Data entries
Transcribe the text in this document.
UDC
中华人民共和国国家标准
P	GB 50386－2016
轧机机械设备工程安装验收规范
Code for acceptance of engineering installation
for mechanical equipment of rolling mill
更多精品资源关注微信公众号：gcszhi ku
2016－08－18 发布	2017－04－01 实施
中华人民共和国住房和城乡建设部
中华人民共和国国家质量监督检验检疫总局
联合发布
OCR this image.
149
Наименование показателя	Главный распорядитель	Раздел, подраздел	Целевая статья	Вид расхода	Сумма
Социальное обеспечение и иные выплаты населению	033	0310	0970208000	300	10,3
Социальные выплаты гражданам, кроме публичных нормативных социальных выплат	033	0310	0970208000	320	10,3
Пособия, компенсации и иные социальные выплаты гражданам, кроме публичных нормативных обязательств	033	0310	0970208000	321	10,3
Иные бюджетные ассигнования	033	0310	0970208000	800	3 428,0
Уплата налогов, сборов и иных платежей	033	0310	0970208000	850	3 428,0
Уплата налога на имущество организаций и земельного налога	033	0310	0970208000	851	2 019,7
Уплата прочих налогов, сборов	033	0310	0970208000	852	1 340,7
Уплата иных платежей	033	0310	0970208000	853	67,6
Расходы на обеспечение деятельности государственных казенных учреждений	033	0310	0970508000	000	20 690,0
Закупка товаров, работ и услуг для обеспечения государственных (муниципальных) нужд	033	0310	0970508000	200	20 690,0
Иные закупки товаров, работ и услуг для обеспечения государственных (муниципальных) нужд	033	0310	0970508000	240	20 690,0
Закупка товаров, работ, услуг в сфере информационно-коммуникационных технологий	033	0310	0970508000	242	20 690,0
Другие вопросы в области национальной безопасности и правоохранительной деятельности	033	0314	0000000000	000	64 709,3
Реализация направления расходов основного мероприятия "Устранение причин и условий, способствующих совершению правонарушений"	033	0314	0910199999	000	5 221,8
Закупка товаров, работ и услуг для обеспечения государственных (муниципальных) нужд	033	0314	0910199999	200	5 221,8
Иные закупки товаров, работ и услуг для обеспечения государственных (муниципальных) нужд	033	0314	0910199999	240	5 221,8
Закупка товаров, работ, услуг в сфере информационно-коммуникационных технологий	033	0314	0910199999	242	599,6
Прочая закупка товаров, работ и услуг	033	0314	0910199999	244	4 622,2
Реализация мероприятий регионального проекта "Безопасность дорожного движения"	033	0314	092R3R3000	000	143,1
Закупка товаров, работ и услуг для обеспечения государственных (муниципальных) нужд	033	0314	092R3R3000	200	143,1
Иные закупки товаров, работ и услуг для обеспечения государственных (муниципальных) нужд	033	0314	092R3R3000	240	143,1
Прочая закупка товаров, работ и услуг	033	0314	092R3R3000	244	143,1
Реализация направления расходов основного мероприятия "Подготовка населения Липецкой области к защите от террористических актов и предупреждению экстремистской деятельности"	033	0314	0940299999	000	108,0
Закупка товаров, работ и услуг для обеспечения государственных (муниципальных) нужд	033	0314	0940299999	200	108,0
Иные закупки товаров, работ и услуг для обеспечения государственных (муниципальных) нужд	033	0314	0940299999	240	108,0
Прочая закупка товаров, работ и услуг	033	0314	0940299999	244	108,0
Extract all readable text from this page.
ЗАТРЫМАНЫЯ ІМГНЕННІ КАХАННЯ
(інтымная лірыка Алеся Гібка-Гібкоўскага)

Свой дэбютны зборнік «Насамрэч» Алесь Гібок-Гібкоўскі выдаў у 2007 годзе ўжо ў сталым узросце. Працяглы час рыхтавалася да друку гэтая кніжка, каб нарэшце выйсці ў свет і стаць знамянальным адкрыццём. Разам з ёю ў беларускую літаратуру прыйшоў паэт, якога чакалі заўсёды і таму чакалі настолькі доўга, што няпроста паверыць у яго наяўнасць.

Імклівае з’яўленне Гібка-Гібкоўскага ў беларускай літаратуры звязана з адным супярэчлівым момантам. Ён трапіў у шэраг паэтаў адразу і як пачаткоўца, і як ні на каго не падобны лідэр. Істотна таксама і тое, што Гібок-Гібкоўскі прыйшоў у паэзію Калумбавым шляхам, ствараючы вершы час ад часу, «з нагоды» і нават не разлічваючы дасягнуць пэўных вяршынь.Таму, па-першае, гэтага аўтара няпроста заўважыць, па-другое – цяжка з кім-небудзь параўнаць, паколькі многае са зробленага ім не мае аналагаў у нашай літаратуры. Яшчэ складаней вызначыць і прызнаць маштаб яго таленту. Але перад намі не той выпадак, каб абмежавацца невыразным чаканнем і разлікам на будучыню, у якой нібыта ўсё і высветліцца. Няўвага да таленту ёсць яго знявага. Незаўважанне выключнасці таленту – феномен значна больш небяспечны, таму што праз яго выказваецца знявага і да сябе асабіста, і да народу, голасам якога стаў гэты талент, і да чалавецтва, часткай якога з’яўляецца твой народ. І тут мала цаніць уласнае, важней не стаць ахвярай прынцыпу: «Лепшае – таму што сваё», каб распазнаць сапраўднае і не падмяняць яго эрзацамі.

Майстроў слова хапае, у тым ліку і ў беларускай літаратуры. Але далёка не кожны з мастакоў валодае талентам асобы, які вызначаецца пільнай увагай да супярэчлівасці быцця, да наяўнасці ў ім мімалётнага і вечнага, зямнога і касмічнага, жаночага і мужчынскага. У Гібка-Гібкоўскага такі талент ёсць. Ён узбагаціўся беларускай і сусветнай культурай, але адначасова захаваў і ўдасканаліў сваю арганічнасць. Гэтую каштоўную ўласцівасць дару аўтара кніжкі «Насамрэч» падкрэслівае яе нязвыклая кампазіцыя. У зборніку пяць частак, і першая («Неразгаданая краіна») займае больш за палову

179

* WHAT IS NEEDED: Find how many of the lines above have the word "основного" in them. State only that number.

* RESULT: 2